Data rows
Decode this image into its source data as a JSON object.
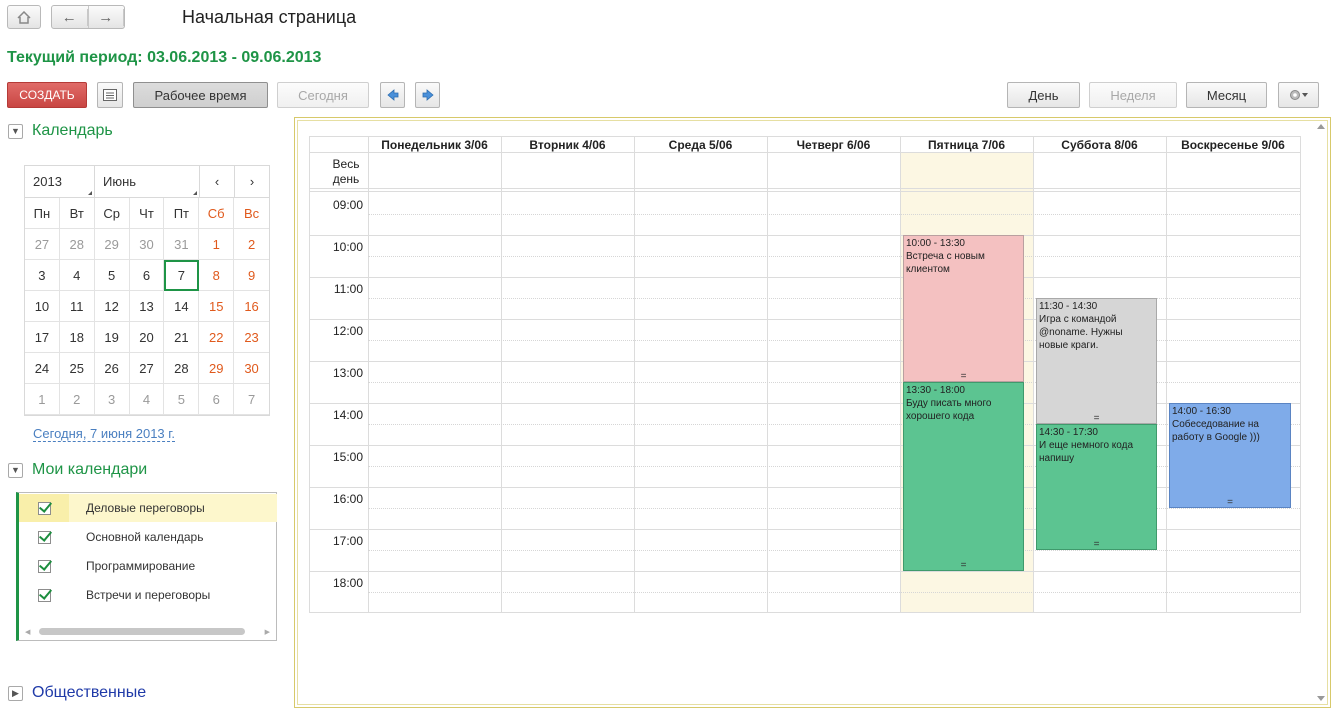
{
  "window": {
    "title": "Начальная страница"
  },
  "nav": {
    "home_icon": "home-icon",
    "back_icon": "arrow-left-icon",
    "forward_icon": "arrow-right-icon"
  },
  "period": {
    "text": "Текущий период: 03.06.2013 - 09.06.2013"
  },
  "toolbar": {
    "create_label": "СОЗДАТЬ",
    "list_icon": "list-view-icon",
    "worktime_label": "Рабочее время",
    "today_label": "Сегодня",
    "prev_icon": "arrow-left-blue-icon",
    "next_icon": "arrow-right-blue-icon",
    "day_label": "День",
    "week_label": "Неделя",
    "month_label": "Месяц",
    "settings_icon": "gear-icon"
  },
  "colors": {
    "brand_green": "#1e9446",
    "create_red": "#c94643",
    "weekend": "#e05a1d"
  },
  "calendar_section": {
    "title": "Календарь",
    "year": "2013",
    "month": "Июнь",
    "prev": "‹",
    "next": "›",
    "weekdays": [
      "Пн",
      "Вт",
      "Ср",
      "Чт",
      "Пт",
      "Сб",
      "Вс"
    ],
    "weeks": [
      [
        "27",
        "28",
        "29",
        "30",
        "31",
        "1",
        "2"
      ],
      [
        "3",
        "4",
        "5",
        "6",
        "7",
        "8",
        "9"
      ],
      [
        "10",
        "11",
        "12",
        "13",
        "14",
        "15",
        "16"
      ],
      [
        "17",
        "18",
        "19",
        "20",
        "21",
        "22",
        "23"
      ],
      [
        "24",
        "25",
        "26",
        "27",
        "28",
        "29",
        "30"
      ],
      [
        "1",
        "2",
        "3",
        "4",
        "5",
        "6",
        "7"
      ]
    ],
    "selected_day": "7",
    "today_link": "Сегодня, 7 июня 2013 г."
  },
  "my_calendars": {
    "title": "Мои календари",
    "items": [
      {
        "label": "Деловые переговоры",
        "checked": true
      },
      {
        "label": "Основной календарь",
        "checked": true
      },
      {
        "label": "Программирование",
        "checked": true
      },
      {
        "label": "Встречи и переговоры",
        "checked": true
      }
    ]
  },
  "public_section": {
    "title": "Общественные"
  },
  "week": {
    "allday_label": "Весь день",
    "days": [
      "Понедельник 3/06",
      "Вторник 4/06",
      "Среда 5/06",
      "Четверг 6/06",
      "Пятница 7/06",
      "Суббота 8/06",
      "Воскресенье 9/06"
    ],
    "hours": [
      "09:00",
      "10:00",
      "11:00",
      "12:00",
      "13:00",
      "14:00",
      "15:00",
      "16:00",
      "17:00",
      "18:00"
    ],
    "events": [
      {
        "time": "10:00 - 13:30",
        "text": "Встреча с новым клиентом",
        "color": "#f4c1c1"
      },
      {
        "time": "13:30 - 18:00",
        "text": "Буду писать много хорошего кода",
        "color": "#5cc491"
      },
      {
        "time": "11:30 - 14:30",
        "text": "Игра с командой @noname. Нужны новые краги.",
        "color": "#d6d6d6"
      },
      {
        "time": "14:30 - 17:30",
        "text": "И еще немного кода напишу",
        "color": "#5cc491"
      },
      {
        "time": "14:00 - 16:30",
        "text": "Собеседование на работу в Google )))",
        "color": "#7fabe9"
      }
    ],
    "grip": "="
  }
}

Set task
All of the lines above should be retyped precisely, apart from the pictures.

Finished exercise
Decode this image into its source data as a JSON object.
{
  "window": {
    "title": "Начальная страница"
  },
  "nav": {
    "home_icon": "home-icon",
    "back_icon": "arrow-left-icon",
    "forward_icon": "arrow-right-icon"
  },
  "period": {
    "text": "Текущий период: 03.06.2013 - 09.06.2013"
  },
  "toolbar": {
    "create_label": "СОЗДАТЬ",
    "list_icon": "list-view-icon",
    "worktime_label": "Рабочее время",
    "today_label": "Сегодня",
    "prev_icon": "arrow-left-blue-icon",
    "next_icon": "arrow-right-blue-icon",
    "day_label": "День",
    "week_label": "Неделя",
    "month_label": "Месяц",
    "settings_icon": "gear-icon"
  },
  "colors": {
    "brand_green": "#1e9446",
    "create_red": "#c94643",
    "weekend": "#e05a1d"
  },
  "calendar_section": {
    "title": "Календарь",
    "year": "2013",
    "month": "Июнь",
    "prev": "‹",
    "next": "›",
    "weekdays": [
      "Пн",
      "Вт",
      "Ср",
      "Чт",
      "Пт",
      "Сб",
      "Вс"
    ],
    "weeks": [
      [
        "27",
        "28",
        "29",
        "30",
        "31",
        "1",
        "2"
      ],
      [
        "3",
        "4",
        "5",
        "6",
        "7",
        "8",
        "9"
      ],
      [
        "10",
        "11",
        "12",
        "13",
        "14",
        "15",
        "16"
      ],
      [
        "17",
        "18",
        "19",
        "20",
        "21",
        "22",
        "23"
      ],
      [
        "24",
        "25",
        "26",
        "27",
        "28",
        "29",
        "30"
      ],
      [
        "1",
        "2",
        "3",
        "4",
        "5",
        "6",
        "7"
      ]
    ],
    "selected_day": "7",
    "today_link": "Сегодня, 7 июня 2013 г."
  },
  "my_calendars": {
    "title": "Мои календари",
    "items": [
      {
        "label": "Деловые переговоры",
        "checked": true
      },
      {
        "label": "Основной календарь",
        "checked": true
      },
      {
        "label": "Программирование",
        "checked": true
      },
      {
        "label": "Встречи и переговоры",
        "checked": true
      }
    ]
  },
  "public_section": {
    "title": "Общественные"
  },
  "week": {
    "allday_label": "Весь день",
    "days": [
      "Понедельник 3/06",
      "Вторник 4/06",
      "Среда 5/06",
      "Четверг 6/06",
      "Пятница 7/06",
      "Суббота 8/06",
      "Воскресенье 9/06"
    ],
    "hours": [
      "09:00",
      "10:00",
      "11:00",
      "12:00",
      "13:00",
      "14:00",
      "15:00",
      "16:00",
      "17:00",
      "18:00"
    ],
    "events": [
      {
        "time": "10:00 - 13:30",
        "text": "Встреча с новым клиентом",
        "color": "#f4c1c1"
      },
      {
        "time": "13:30 - 18:00",
        "text": "Буду писать много хорошего кода",
        "color": "#5cc491"
      },
      {
        "time": "11:30 - 14:30",
        "text": "Игра с командой @noname. Нужны новые краги.",
        "color": "#d6d6d6"
      },
      {
        "time": "14:30 - 17:30",
        "text": "И еще немного кода напишу",
        "color": "#5cc491"
      },
      {
        "time": "14:00 - 16:30",
        "text": "Собеседование на работу в Google )))",
        "color": "#7fabe9"
      }
    ],
    "grip": "="
  }
}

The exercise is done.